[Rows]
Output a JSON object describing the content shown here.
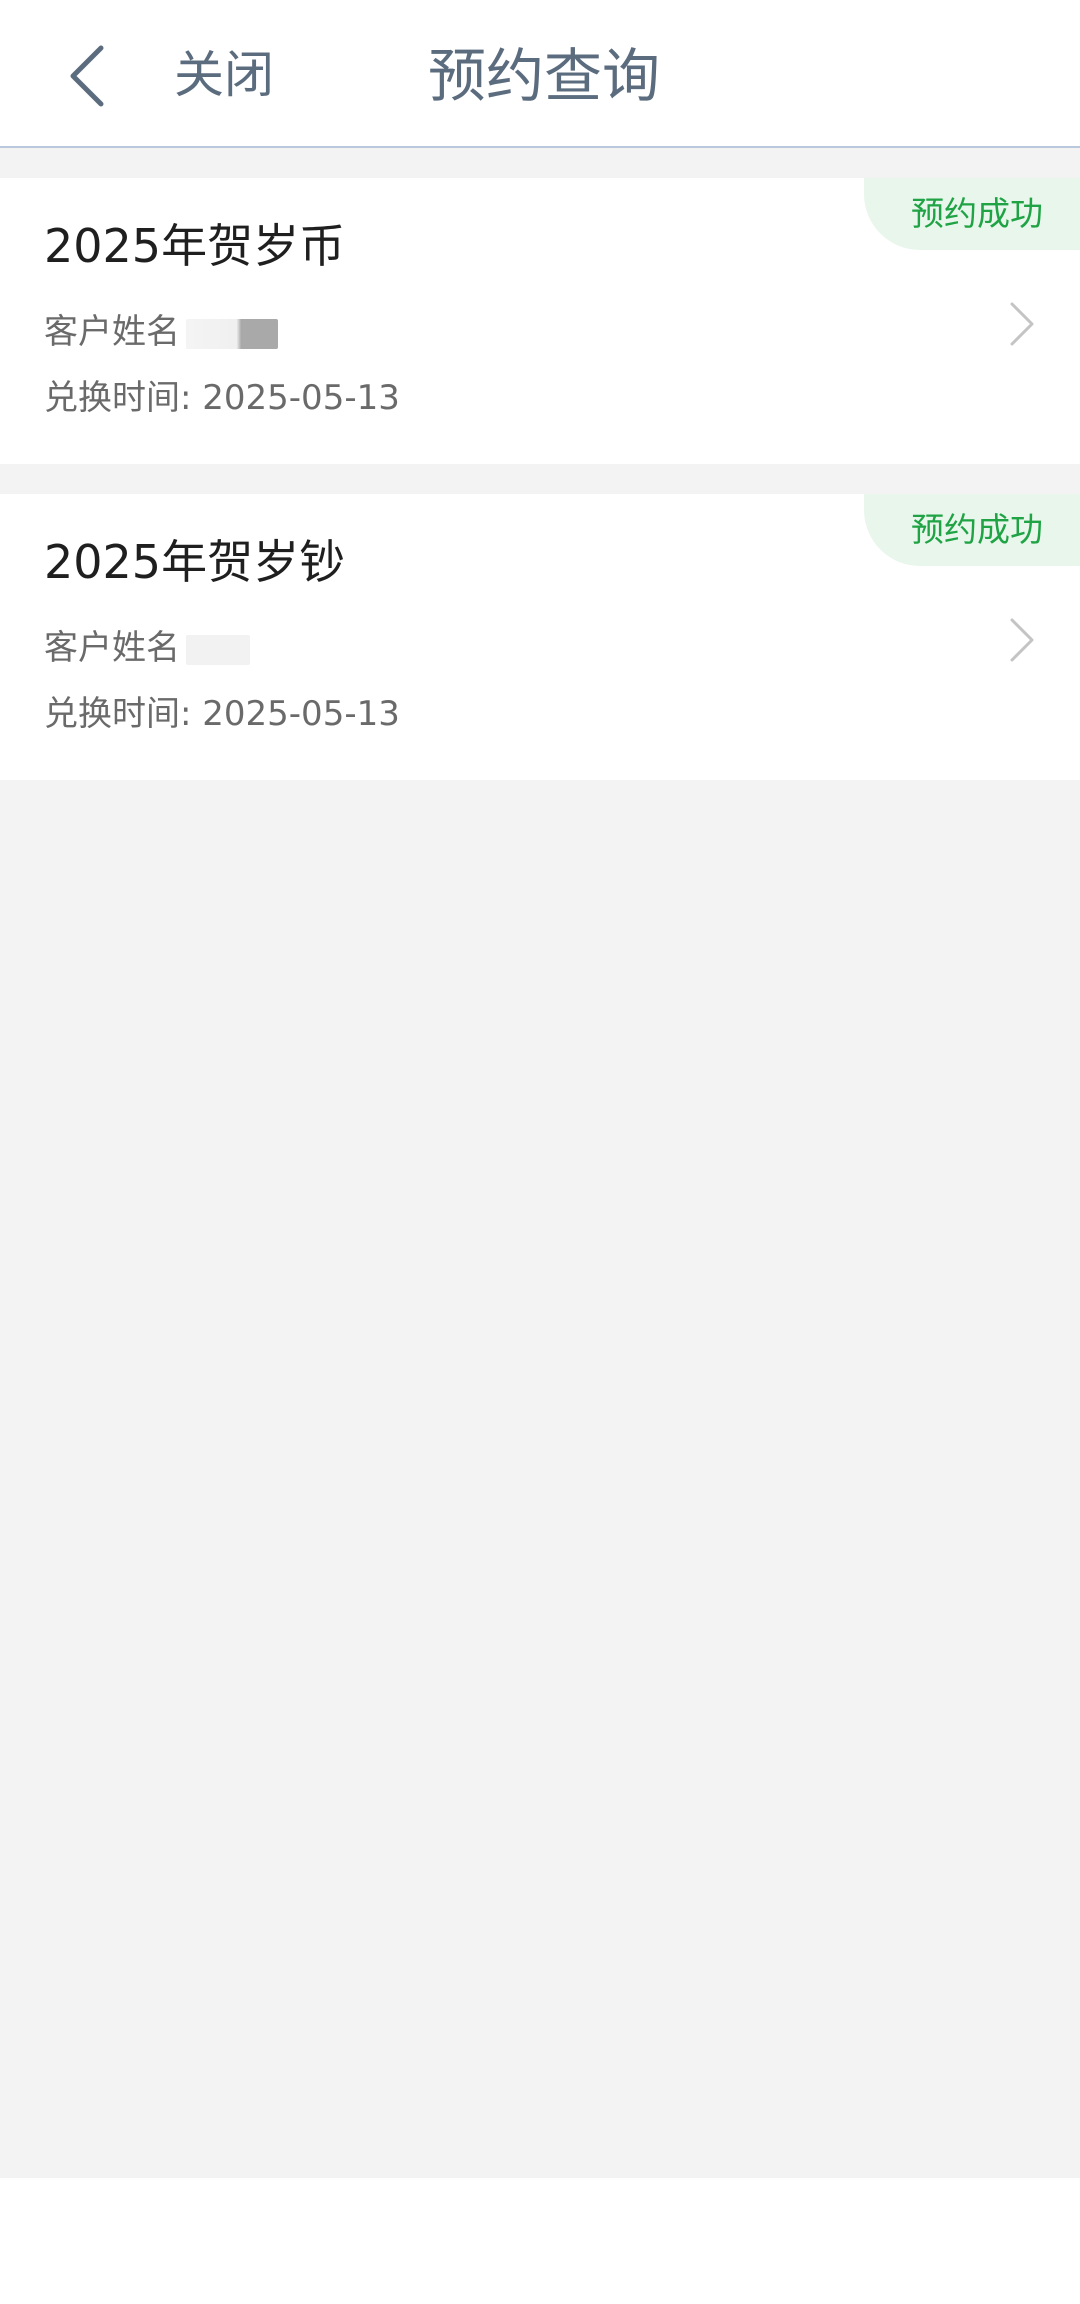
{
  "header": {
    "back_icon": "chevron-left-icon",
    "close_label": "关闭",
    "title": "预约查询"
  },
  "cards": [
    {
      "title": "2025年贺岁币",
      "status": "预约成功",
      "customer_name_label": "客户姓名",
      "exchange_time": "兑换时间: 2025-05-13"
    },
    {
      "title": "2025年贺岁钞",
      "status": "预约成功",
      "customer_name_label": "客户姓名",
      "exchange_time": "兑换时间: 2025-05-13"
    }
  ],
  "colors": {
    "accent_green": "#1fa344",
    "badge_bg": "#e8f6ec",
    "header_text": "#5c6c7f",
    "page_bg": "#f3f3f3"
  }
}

[Requirements] Print all the records again exactly; do not include any picture.

[Result for this exercise]
Output a JSON object describing the content shown here.
{
  "header": {
    "back_icon": "chevron-left-icon",
    "close_label": "关闭",
    "title": "预约查询"
  },
  "cards": [
    {
      "title": "2025年贺岁币",
      "status": "预约成功",
      "customer_name_label": "客户姓名",
      "exchange_time": "兑换时间: 2025-05-13"
    },
    {
      "title": "2025年贺岁钞",
      "status": "预约成功",
      "customer_name_label": "客户姓名",
      "exchange_time": "兑换时间: 2025-05-13"
    }
  ],
  "colors": {
    "accent_green": "#1fa344",
    "badge_bg": "#e8f6ec",
    "header_text": "#5c6c7f",
    "page_bg": "#f3f3f3"
  }
}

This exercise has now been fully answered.